• _Written instruction_:
Pick out all lines in the listing holding the string "image" and copy them.

• _Material shown_:

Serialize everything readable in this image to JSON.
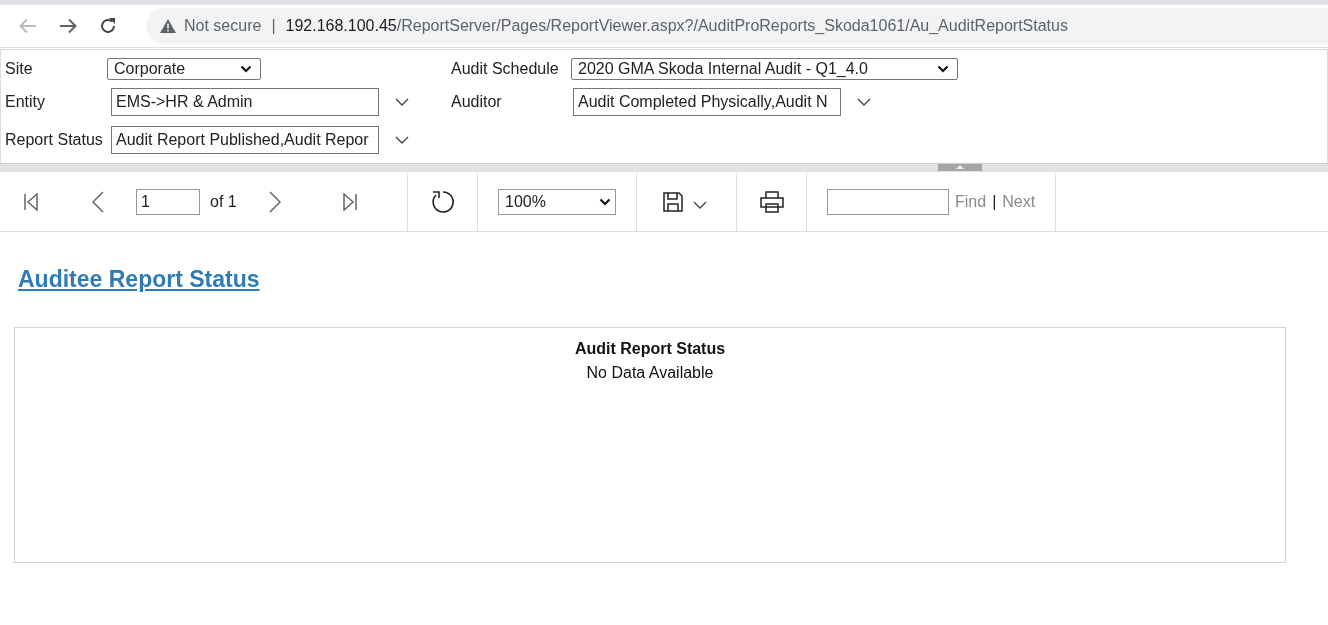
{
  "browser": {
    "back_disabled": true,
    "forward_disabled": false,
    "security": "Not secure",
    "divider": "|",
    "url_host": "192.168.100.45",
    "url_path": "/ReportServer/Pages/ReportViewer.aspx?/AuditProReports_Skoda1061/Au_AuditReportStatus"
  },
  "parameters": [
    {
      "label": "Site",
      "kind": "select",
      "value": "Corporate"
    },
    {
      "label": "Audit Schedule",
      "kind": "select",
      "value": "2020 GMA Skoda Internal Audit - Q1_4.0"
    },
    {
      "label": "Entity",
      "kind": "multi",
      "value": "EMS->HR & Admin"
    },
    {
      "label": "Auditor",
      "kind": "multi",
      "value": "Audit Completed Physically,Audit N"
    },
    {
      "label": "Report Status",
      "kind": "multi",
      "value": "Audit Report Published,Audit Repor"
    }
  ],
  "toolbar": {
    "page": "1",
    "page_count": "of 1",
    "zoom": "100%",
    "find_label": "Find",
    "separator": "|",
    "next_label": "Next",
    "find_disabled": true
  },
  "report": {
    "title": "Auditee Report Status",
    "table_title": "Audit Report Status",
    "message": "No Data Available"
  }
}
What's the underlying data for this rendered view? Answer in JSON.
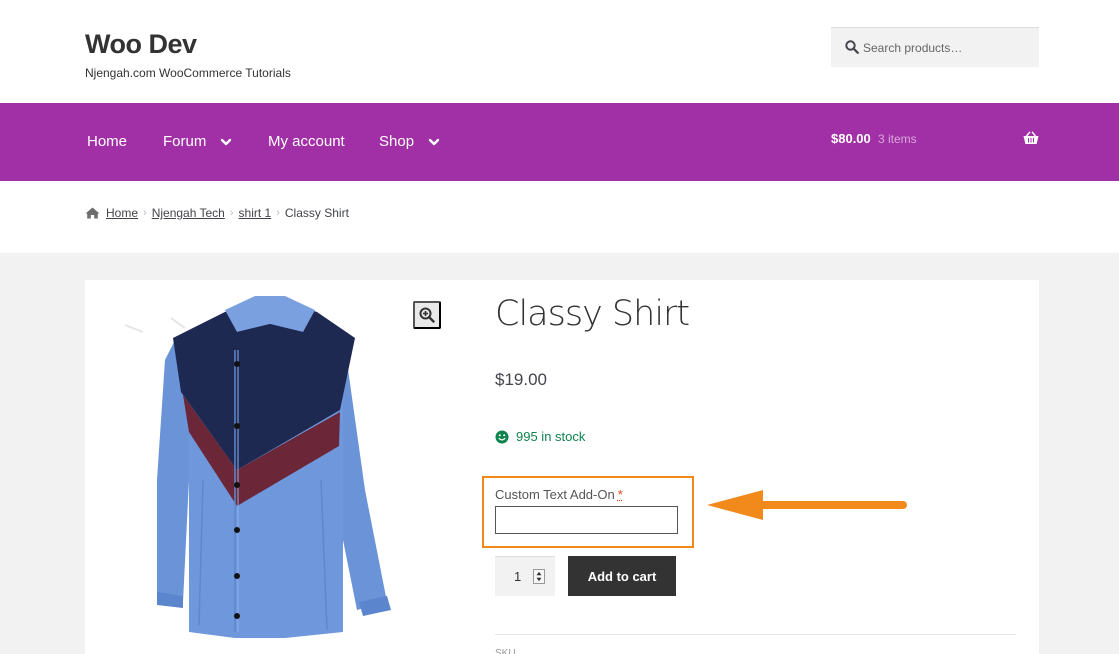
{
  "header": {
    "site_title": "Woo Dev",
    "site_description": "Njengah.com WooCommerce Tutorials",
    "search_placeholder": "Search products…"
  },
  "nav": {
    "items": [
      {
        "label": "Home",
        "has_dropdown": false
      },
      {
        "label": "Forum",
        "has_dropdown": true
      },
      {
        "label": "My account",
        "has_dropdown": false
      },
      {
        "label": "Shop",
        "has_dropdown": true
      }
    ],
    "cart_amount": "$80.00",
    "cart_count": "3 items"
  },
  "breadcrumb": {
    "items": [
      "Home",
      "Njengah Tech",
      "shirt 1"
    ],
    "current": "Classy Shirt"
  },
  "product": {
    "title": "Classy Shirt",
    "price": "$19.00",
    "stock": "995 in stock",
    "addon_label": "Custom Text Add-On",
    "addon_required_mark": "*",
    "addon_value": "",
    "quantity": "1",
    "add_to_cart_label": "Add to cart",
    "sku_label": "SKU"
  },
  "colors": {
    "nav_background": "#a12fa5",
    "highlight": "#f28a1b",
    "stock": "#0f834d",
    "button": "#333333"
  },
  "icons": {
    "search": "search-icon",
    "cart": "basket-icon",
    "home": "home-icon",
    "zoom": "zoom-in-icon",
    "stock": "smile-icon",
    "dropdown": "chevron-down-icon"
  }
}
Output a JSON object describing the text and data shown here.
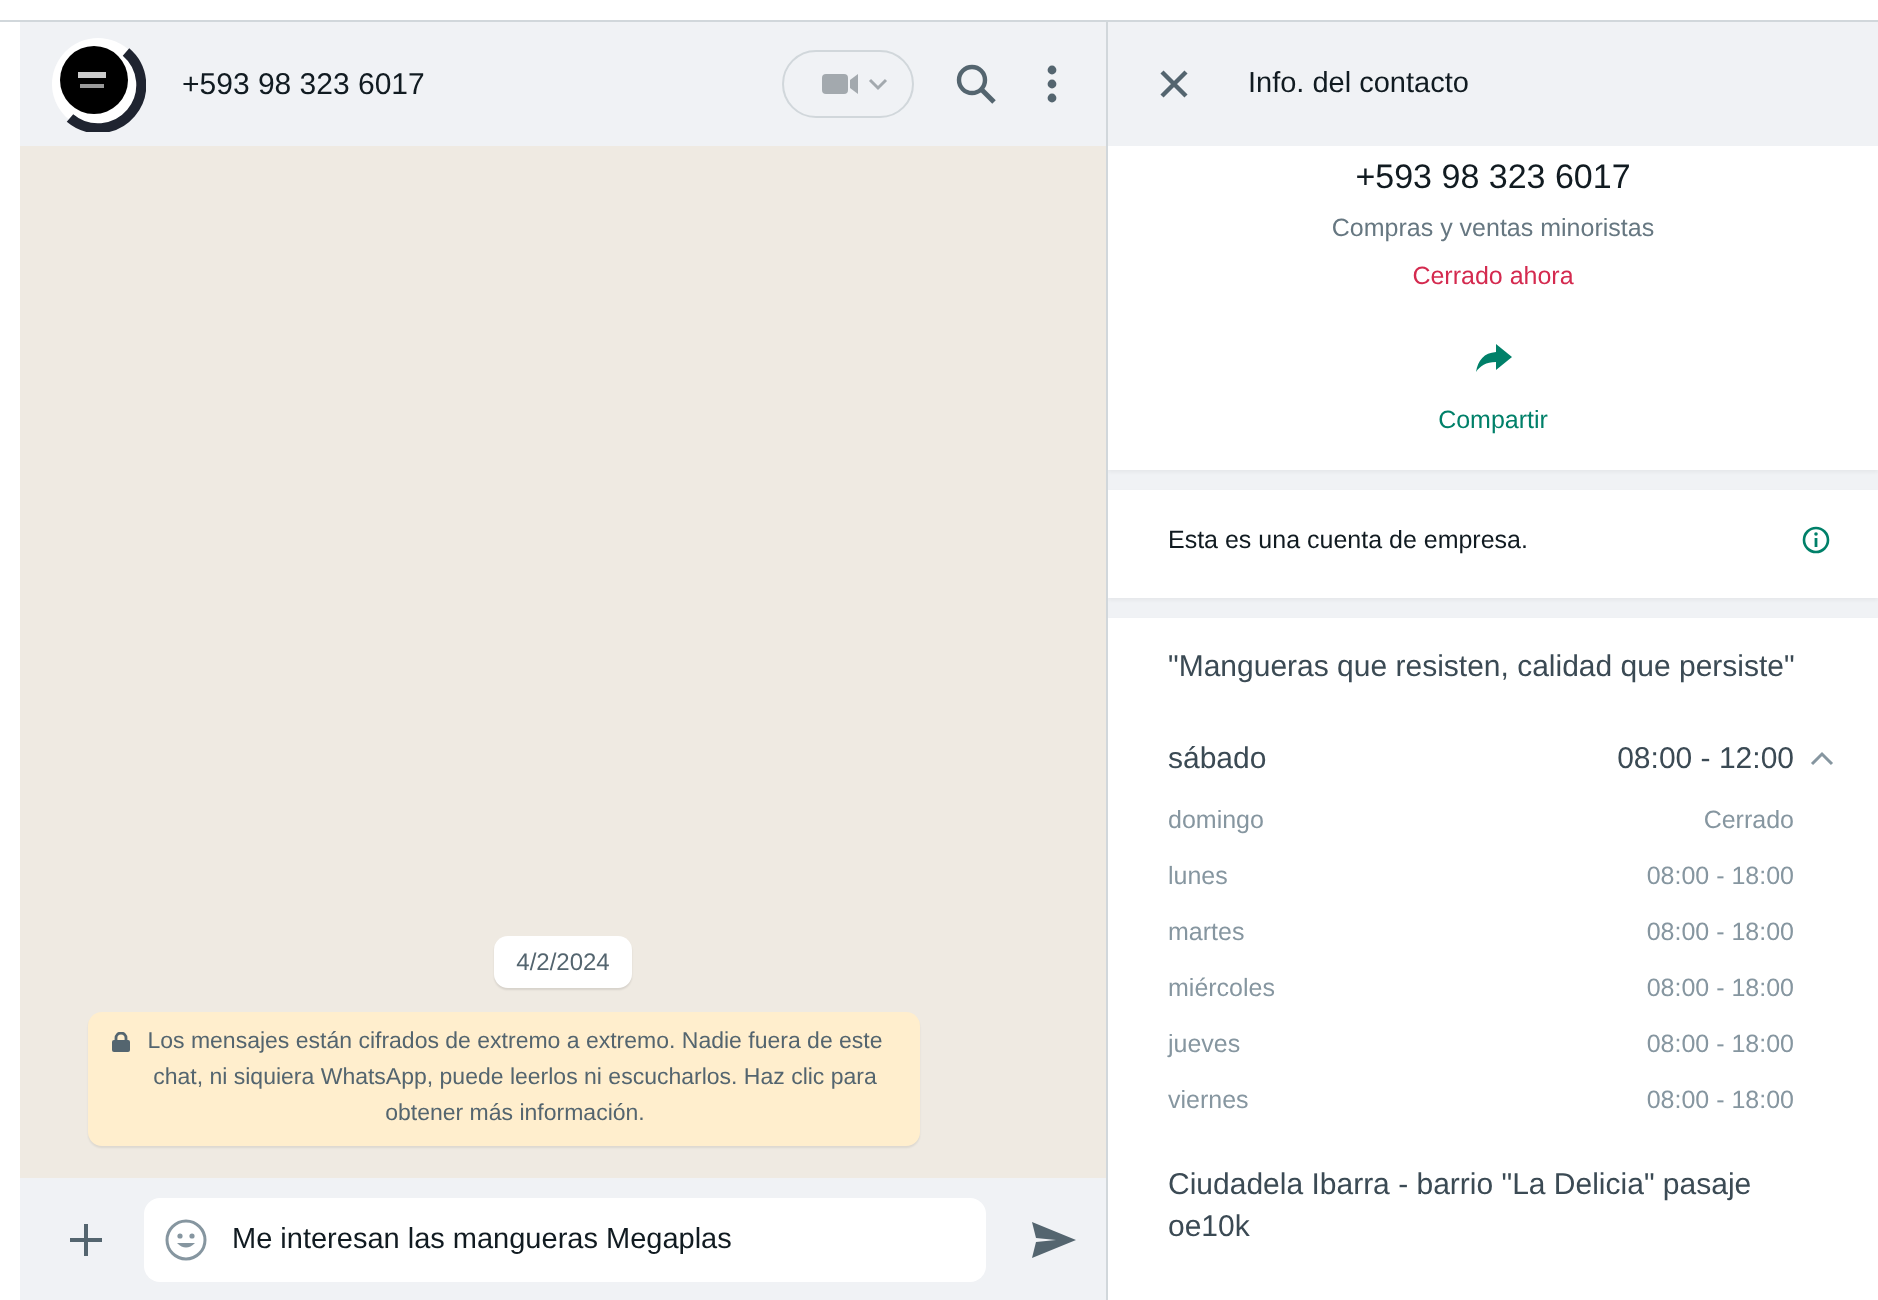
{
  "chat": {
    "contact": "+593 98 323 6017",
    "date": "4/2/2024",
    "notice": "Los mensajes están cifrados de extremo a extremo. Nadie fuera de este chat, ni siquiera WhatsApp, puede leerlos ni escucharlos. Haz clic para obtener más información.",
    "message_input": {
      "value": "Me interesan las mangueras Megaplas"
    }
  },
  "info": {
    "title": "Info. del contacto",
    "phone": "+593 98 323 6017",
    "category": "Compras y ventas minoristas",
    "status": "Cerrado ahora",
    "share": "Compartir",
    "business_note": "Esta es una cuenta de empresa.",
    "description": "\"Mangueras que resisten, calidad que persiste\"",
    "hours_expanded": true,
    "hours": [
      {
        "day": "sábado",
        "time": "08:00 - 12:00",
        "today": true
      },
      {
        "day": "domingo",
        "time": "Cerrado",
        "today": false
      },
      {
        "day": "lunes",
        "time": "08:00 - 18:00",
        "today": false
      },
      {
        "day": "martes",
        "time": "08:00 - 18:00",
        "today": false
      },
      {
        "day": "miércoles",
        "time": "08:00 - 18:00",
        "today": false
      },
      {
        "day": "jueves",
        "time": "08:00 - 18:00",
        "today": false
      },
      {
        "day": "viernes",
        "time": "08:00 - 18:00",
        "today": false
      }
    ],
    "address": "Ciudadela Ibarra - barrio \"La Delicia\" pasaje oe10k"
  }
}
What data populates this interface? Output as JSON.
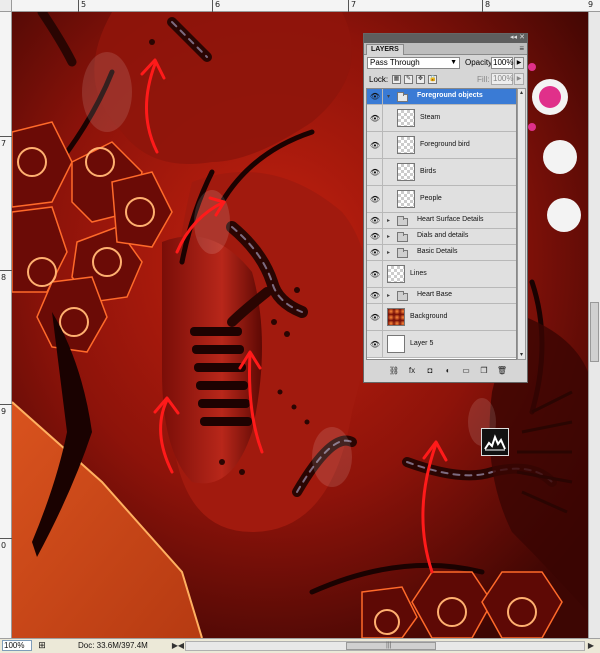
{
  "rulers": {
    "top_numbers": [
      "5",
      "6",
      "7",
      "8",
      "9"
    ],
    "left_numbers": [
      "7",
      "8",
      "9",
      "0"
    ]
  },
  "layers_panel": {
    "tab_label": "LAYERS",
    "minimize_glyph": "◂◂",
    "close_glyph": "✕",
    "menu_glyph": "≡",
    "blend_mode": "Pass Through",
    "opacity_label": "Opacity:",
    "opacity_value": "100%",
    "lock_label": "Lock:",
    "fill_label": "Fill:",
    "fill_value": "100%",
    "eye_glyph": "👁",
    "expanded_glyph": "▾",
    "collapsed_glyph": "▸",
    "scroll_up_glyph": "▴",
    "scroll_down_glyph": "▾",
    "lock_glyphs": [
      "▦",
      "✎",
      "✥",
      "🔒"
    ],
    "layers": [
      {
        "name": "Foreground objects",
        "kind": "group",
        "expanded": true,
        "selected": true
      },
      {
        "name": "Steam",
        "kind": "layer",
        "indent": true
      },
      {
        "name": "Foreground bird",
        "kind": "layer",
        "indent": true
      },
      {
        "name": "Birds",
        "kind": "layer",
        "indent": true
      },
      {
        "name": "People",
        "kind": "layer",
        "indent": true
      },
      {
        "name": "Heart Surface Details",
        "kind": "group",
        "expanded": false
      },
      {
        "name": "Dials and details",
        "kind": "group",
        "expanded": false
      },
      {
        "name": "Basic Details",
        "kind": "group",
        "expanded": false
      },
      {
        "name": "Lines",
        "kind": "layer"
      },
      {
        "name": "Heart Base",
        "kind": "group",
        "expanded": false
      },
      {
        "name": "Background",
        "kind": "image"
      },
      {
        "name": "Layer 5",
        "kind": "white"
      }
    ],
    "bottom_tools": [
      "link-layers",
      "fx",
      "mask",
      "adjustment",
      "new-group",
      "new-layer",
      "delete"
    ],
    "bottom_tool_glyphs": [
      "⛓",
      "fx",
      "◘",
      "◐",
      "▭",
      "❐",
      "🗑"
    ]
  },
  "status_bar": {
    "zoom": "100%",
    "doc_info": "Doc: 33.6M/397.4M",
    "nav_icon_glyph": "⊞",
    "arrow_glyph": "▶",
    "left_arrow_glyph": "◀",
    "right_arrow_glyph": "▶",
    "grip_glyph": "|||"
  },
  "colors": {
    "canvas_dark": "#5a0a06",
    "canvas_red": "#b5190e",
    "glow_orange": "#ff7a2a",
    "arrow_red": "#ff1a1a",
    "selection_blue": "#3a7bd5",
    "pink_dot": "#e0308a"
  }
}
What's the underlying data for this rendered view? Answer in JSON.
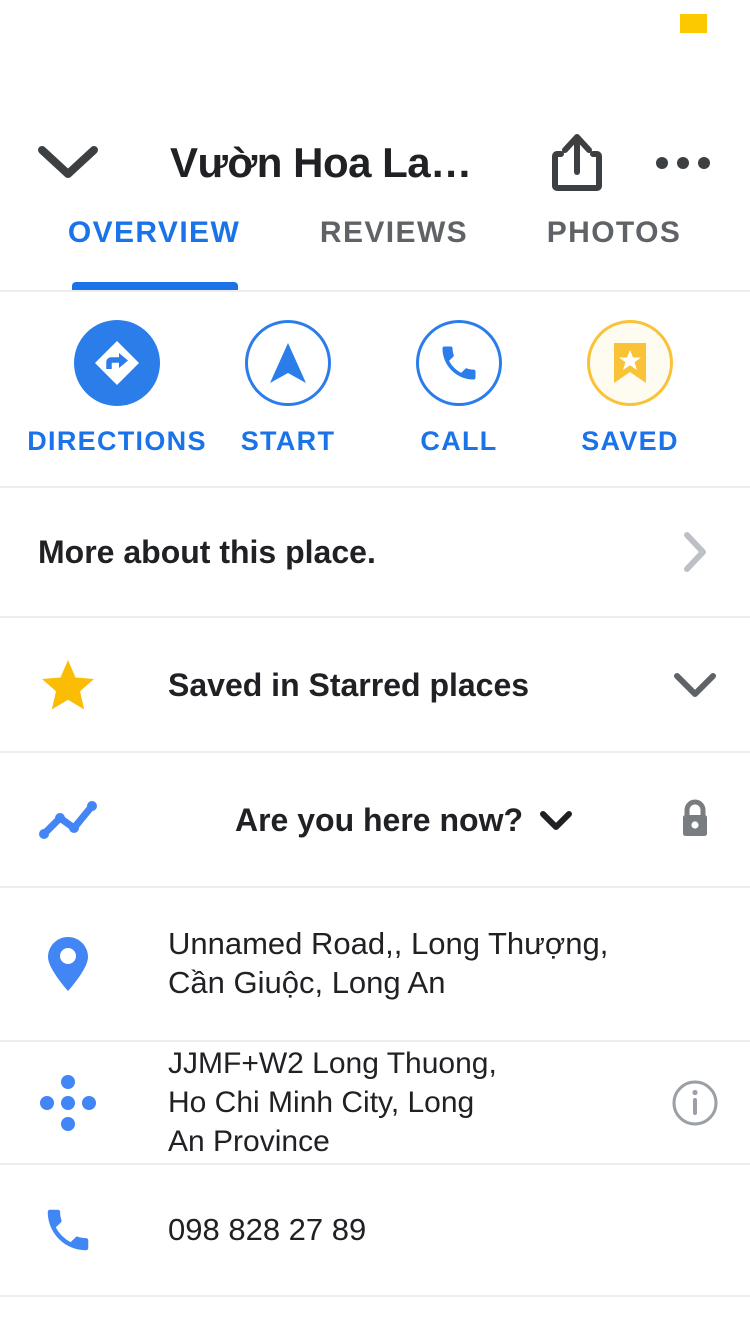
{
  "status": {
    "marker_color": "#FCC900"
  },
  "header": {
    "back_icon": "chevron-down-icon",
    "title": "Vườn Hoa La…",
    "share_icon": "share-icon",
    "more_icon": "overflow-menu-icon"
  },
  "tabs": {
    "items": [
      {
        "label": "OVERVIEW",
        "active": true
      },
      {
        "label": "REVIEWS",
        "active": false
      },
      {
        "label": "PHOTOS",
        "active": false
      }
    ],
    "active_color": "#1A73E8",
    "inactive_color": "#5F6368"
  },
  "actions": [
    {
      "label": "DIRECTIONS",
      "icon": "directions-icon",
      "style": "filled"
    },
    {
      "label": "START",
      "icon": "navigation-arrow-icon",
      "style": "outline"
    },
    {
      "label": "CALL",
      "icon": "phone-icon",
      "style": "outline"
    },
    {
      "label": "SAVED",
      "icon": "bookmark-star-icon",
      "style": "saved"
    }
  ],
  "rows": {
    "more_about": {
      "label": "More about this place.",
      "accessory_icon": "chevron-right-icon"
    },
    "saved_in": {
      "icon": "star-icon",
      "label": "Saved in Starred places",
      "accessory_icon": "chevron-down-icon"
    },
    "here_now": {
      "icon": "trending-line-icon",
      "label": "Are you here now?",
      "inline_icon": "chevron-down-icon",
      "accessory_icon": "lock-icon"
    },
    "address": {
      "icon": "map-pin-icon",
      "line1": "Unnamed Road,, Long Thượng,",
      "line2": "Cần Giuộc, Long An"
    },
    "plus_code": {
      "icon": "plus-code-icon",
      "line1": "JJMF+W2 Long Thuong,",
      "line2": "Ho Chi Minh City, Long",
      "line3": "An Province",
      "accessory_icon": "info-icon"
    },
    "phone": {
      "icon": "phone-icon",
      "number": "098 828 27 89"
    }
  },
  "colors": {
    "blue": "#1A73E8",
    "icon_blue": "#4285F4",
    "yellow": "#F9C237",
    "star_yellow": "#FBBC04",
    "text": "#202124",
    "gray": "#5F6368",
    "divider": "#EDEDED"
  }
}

• _Solution to the exercise_:
Serialize everything readable in this image to JSON.
        "kind": "image"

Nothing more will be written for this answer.